▶ [AIM]: Restate the listing that follows word for word, without its pictures.

▶ [Recorded data]:

○ ○ ○ ○

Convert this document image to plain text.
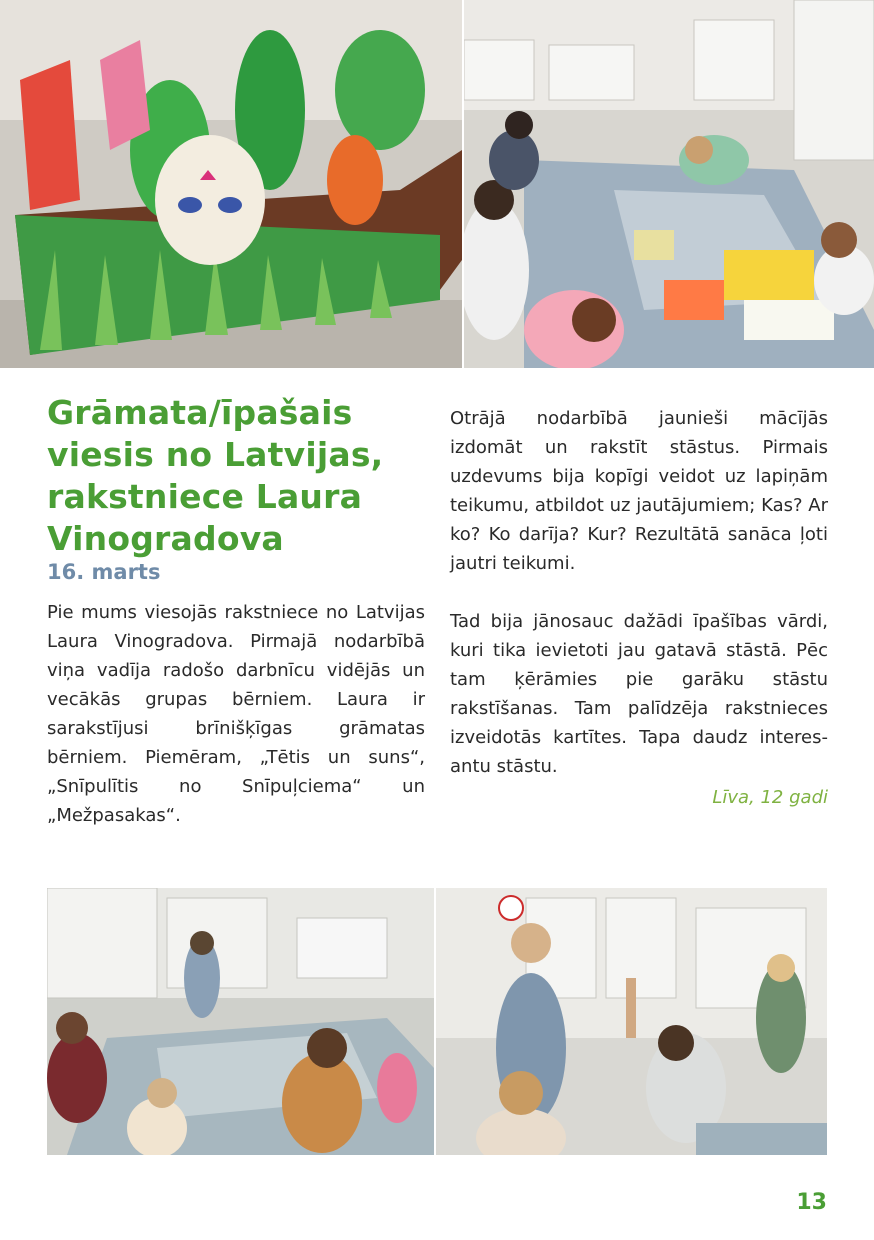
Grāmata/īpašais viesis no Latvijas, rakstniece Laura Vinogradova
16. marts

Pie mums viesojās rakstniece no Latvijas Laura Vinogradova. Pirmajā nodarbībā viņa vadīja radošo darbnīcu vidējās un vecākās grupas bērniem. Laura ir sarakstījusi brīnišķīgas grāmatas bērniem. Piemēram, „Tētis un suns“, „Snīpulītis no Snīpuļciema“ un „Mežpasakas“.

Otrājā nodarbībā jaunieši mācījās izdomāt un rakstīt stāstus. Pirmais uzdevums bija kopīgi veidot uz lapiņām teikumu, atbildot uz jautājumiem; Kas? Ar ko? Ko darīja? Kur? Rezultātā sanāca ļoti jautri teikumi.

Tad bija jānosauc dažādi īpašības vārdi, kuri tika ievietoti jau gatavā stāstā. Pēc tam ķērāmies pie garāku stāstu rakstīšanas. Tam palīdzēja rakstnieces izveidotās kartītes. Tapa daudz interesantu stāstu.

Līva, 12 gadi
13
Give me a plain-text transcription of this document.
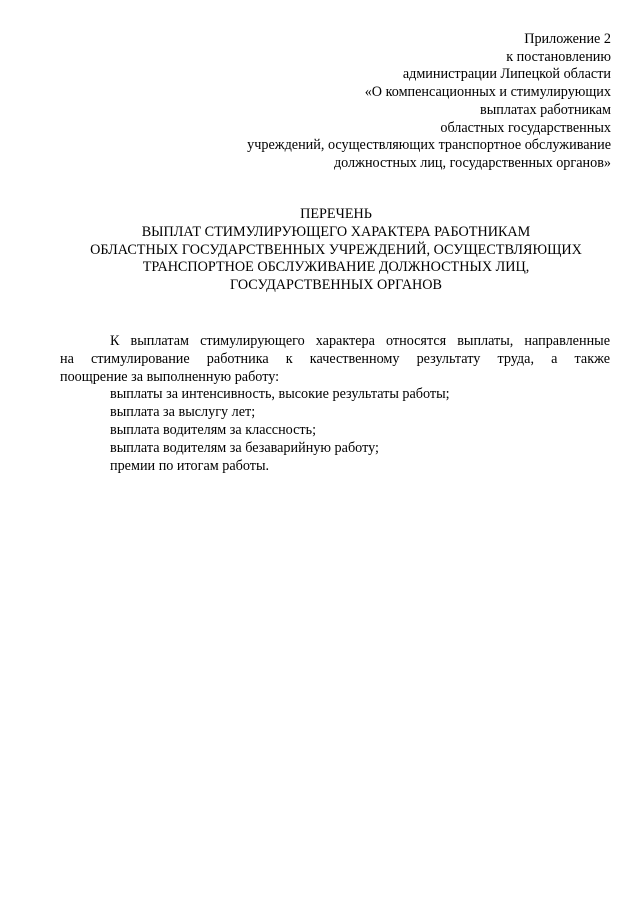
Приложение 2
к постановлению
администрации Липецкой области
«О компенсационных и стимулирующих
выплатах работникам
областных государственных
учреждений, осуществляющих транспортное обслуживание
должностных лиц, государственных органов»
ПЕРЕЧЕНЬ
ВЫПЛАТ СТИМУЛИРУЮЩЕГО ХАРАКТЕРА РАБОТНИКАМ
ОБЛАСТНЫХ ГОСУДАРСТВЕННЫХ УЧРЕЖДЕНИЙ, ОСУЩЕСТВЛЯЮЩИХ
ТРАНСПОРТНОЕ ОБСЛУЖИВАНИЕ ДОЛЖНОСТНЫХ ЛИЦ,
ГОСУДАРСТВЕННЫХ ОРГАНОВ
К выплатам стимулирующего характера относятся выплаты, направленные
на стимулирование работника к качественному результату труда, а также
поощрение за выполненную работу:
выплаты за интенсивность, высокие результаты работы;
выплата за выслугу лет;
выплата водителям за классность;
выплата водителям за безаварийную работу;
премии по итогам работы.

○ ○ ○ ○

▶ [TASK RESPONSE]:
Convert this document image to plain text.
Grāmata/īpašais viesis no Latvijas, rakstniece Laura Vinogradova
16. marts

Pie mums viesojās rakstniece no Latvijas Laura Vinogradova. Pirmajā nodarbībā viņa vadīja radošo darbnīcu vidējās un vecākās grupas bērniem. Laura ir sarakstījusi brīnišķīgas grāmatas bērniem. Piemēram, „Tētis un suns“, „Snīpulītis no Snīpuļciema“ un „Mežpasakas“.

Otrājā nodarbībā jaunieši mācījās izdomāt un rakstīt stāstus. Pirmais uzdevums bija kopīgi veidot uz lapiņām teikumu, atbildot uz jautājumiem; Kas? Ar ko? Ko darīja? Kur? Rezultātā sanāca ļoti jautri teikumi.

Tad bija jānosauc dažādi īpašības vārdi, kuri tika ievietoti jau gatavā stāstā. Pēc tam ķērāmies pie garāku stāstu rakstīšanas. Tam palīdzēja rakstnieces izveidotās kartītes. Tapa daudz interesantu stāstu.

Līva, 12 gadi
13
Give me a plain-text transcription of this document.
Приложение 2
к постановлению
администрации Липецкой области
«О компенсационных и стимулирующих
выплатах работникам
областных государственных
учреждений, осуществляющих транспортное обслуживание
должностных лиц, государственных органов»
ПЕРЕЧЕНЬ
ВЫПЛАТ СТИМУЛИРУЮЩЕГО ХАРАКТЕРА РАБОТНИКАМ
ОБЛАСТНЫХ ГОСУДАРСТВЕННЫХ УЧРЕЖДЕНИЙ, ОСУЩЕСТВЛЯЮЩИХ
ТРАНСПОРТНОЕ ОБСЛУЖИВАНИЕ ДОЛЖНОСТНЫХ ЛИЦ,
ГОСУДАРСТВЕННЫХ ОРГАНОВ
К выплатам стимулирующего характера относятся выплаты, направленные
на стимулирование работника к качественному результату труда, а также
поощрение за выполненную работу:
выплаты за интенсивность, высокие результаты работы;
выплата за выслугу лет;
выплата водителям за классность;
выплата водителям за безаварийную работу;
премии по итогам работы.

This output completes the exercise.